— Begin —
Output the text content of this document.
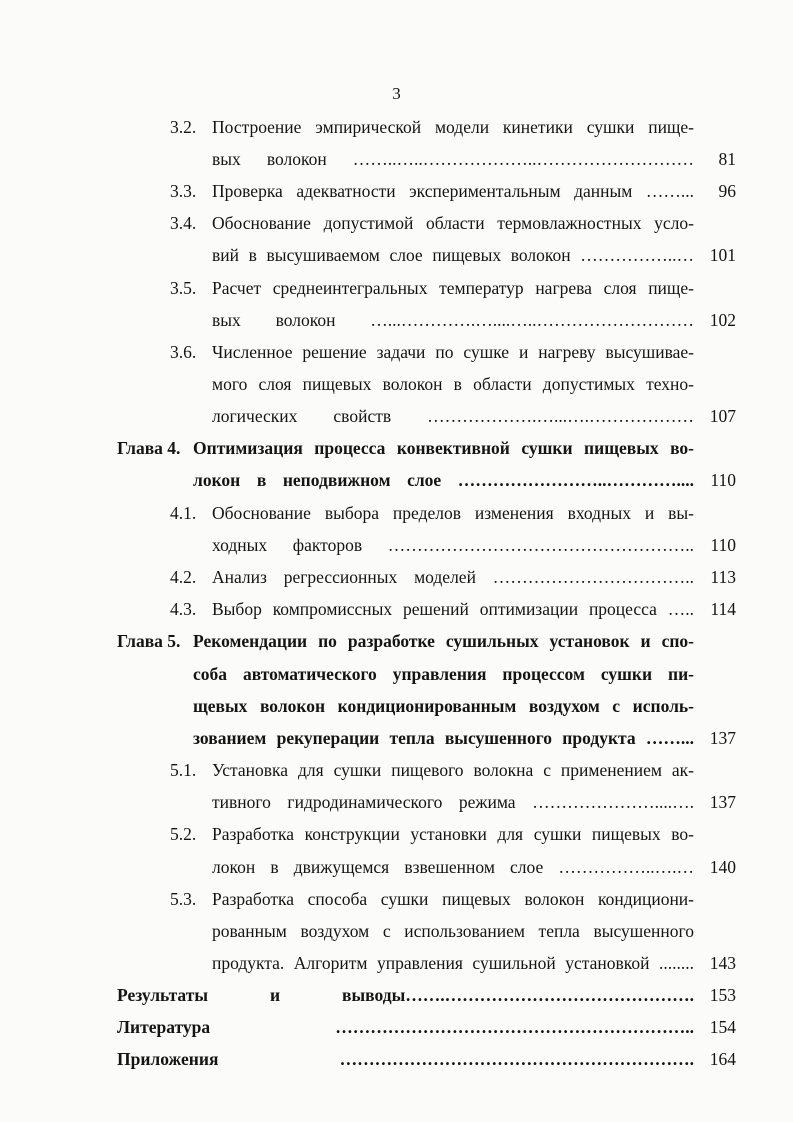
3
3.2. Построение эмпирической модели кинетики сушки пище-
вых волокон ……..…..………………..……………………… 81
3.3. Проверка адекватности экспериментальным данным ……... 96
3.4. Обоснование допустимой области термовлажностных усло-
вий в высушиваемом слое пищевых волокон ……………..… 101
3.5. Расчет среднеинтегральных температур нагрева слоя пище-
вых волокон …...………….…....…..……………………… 102
3.6. Численное решение задачи по сушке и нагреву высушивае-
мого слоя пищевых волокон в области допустимых техно-
логических свойств ……………….…...….……………… 107
Глава 4. Оптимизация процесса конвективной сушки пищевых во-
локон в неподвижном слое ……………………..………….... 110
4.1. Обоснование выбора пределов изменения входных и вы-
ходных факторов …………………………………………….. 110
4.2. Анализ регрессионных моделей …………………………….. 113
4.3. Выбор компромиссных решений оптимизации процесса ….. 114
Глава 5. Рекомендации по разработке сушильных установок и спо-
соба автоматического управления процессом сушки пи-
щевых волокон кондиционированным воздухом с исполь-
зованием рекуперации тепла высушенного продукта ……... 137
5.1. Установка для сушки пищевого волокна с применением ак-
тивного гидродинамического режима …………………....…. 137
5.2. Разработка конструкции установки для сушки пищевых во-
локон в движущемся взвешенном слое ……………..….… 140
5.3. Разработка способа сушки пищевых волокон кондициони-
рованным воздухом с использованием тепла высушенного
продукта. Алгоритм управления сушильной установкой ........ 143
Результаты и выводы…….……………………………………. 153
Литература …………………………………………………….. 154
Приложения ……………………………………………………. 164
— End —
▶ **Exercise directions**
In the lines above, find each one with "продукта" and list it.

▶ **Worked solution**
зованием рекуперации тепла высушенного продукта ……... 137
продукта. Алгоритм управления сушильной установкой ........ 143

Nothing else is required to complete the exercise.